#### [Task directions]
Each entry below must be repeated exactly, with pictures left out.

#### [Given entries]
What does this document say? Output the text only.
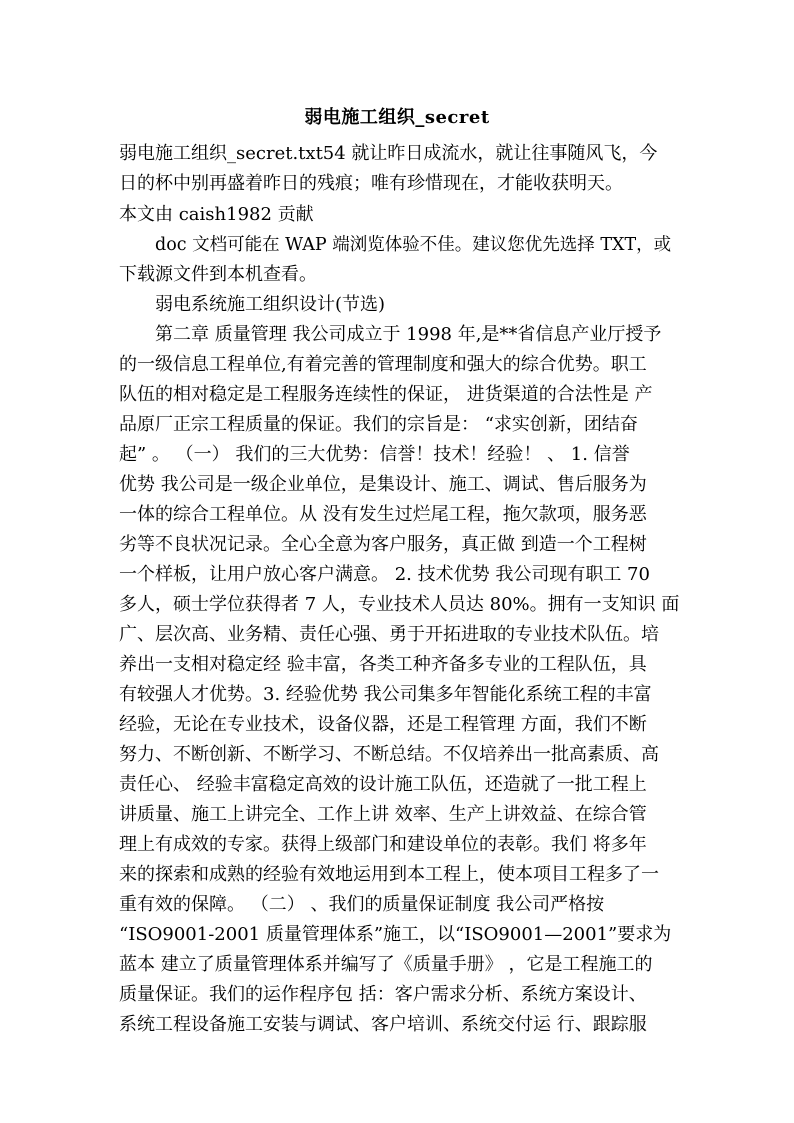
弱电施工组织_secret
弱电施工组织_secret.txt54 就让昨日成流水，就让往事随风飞，今
日的杯中别再盛着昨日的残痕；唯有珍惜现在，才能收获明天。
本文由 caish1982 贡献
doc 文档可能在 WAP 端浏览体验不佳。建议您优先选择 TXT，或
下载源文件到本机查看。
弱电系统施工组织设计(节选)
第二章 质量管理 我公司成立于 1998 年,是**省信息产业厅授予
的一级信息工程单位,有着完善的管理制度和强大的综合优势。职工
队伍的相对稳定是工程服务连续性的保证， 进货渠道的合法性是 产
品原厂正宗工程质量的保证。我们的宗旨是： “求实创新，团结奋
起” 。 （一） 我们的三大优势：信誉！技术！经验！ 、 1. 信誉
优势 我公司是一级企业单位，是集设计、施工、调试、售后服务为
一体的综合工程单位。从 没有发生过烂尾工程，拖欠款项，服务恶
劣等不良状况记录。全心全意为客户服务，真正做 到造一个工程树
一个样板，让用户放心客户满意。 2. 技术优势 我公司现有职工 70
多人，硕士学位获得者 7 人，专业技术人员达 80%。拥有一支知识 面
广、层次高、业务精、责任心强、勇于开拓进取的专业技术队伍。培
养出一支相对稳定经 验丰富，各类工种齐备多专业的工程队伍，具
有较强人才优势。3. 经验优势 我公司集多年智能化系统工程的丰富
经验，无论在专业技术，设备仪器，还是工程管理 方面，我们不断
努力、不断创新、不断学习、不断总结。不仅培养出一批高素质、高
责任心、 经验丰富稳定高效的设计施工队伍，还造就了一批工程上
讲质量、施工上讲完全、工作上讲 效率、生产上讲效益、在综合管
理上有成效的专家。获得上级部门和建设单位的表彰。我们 将多年
来的探索和成熟的经验有效地运用到本工程上，使本项目工程多了一
重有效的保障。 （二） 、我们的质量保证制度 我公司严格按
“ISO9001-2001 质量管理体系”施工，以“ISO9001—2001”要求为
蓝本 建立了质量管理体系并编写了《质量手册》 ，它是工程施工的
质量保证。我们的运作程序包 括：客户需求分析、系统方案设计、
系统工程设备施工安装与调试、客户培训、系统交付运 行、跟踪服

#### [Full answer]
What does this document say? Output the text only.
弱电施工组织_secret
弱电施工组织_secret.txt54 就让昨日成流水，就让往事随风飞，今
日的杯中别再盛着昨日的残痕；唯有珍惜现在，才能收获明天。
本文由 caish1982 贡献
doc 文档可能在 WAP 端浏览体验不佳。建议您优先选择 TXT，或
下载源文件到本机查看。
弱电系统施工组织设计(节选)
第二章 质量管理 我公司成立于 1998 年,是**省信息产业厅授予
的一级信息工程单位,有着完善的管理制度和强大的综合优势。职工
队伍的相对稳定是工程服务连续性的保证， 进货渠道的合法性是 产
品原厂正宗工程质量的保证。我们的宗旨是： “求实创新，团结奋
起” 。 （一） 我们的三大优势：信誉！技术！经验！ 、 1. 信誉
优势 我公司是一级企业单位，是集设计、施工、调试、售后服务为
一体的综合工程单位。从 没有发生过烂尾工程，拖欠款项，服务恶
劣等不良状况记录。全心全意为客户服务，真正做 到造一个工程树
一个样板，让用户放心客户满意。 2. 技术优势 我公司现有职工 70
多人，硕士学位获得者 7 人，专业技术人员达 80%。拥有一支知识 面
广、层次高、业务精、责任心强、勇于开拓进取的专业技术队伍。培
养出一支相对稳定经 验丰富，各类工种齐备多专业的工程队伍，具
有较强人才优势。3. 经验优势 我公司集多年智能化系统工程的丰富
经验，无论在专业技术，设备仪器，还是工程管理 方面，我们不断
努力、不断创新、不断学习、不断总结。不仅培养出一批高素质、高
责任心、 经验丰富稳定高效的设计施工队伍，还造就了一批工程上
讲质量、施工上讲完全、工作上讲 效率、生产上讲效益、在综合管
理上有成效的专家。获得上级部门和建设单位的表彰。我们 将多年
来的探索和成熟的经验有效地运用到本工程上，使本项目工程多了一
重有效的保障。 （二） 、我们的质量保证制度 我公司严格按
“ISO9001-2001 质量管理体系”施工，以“ISO9001—2001”要求为
蓝本 建立了质量管理体系并编写了《质量手册》 ，它是工程施工的
质量保证。我们的运作程序包 括：客户需求分析、系统方案设计、
系统工程设备施工安装与调试、客户培训、系统交付运 行、跟踪服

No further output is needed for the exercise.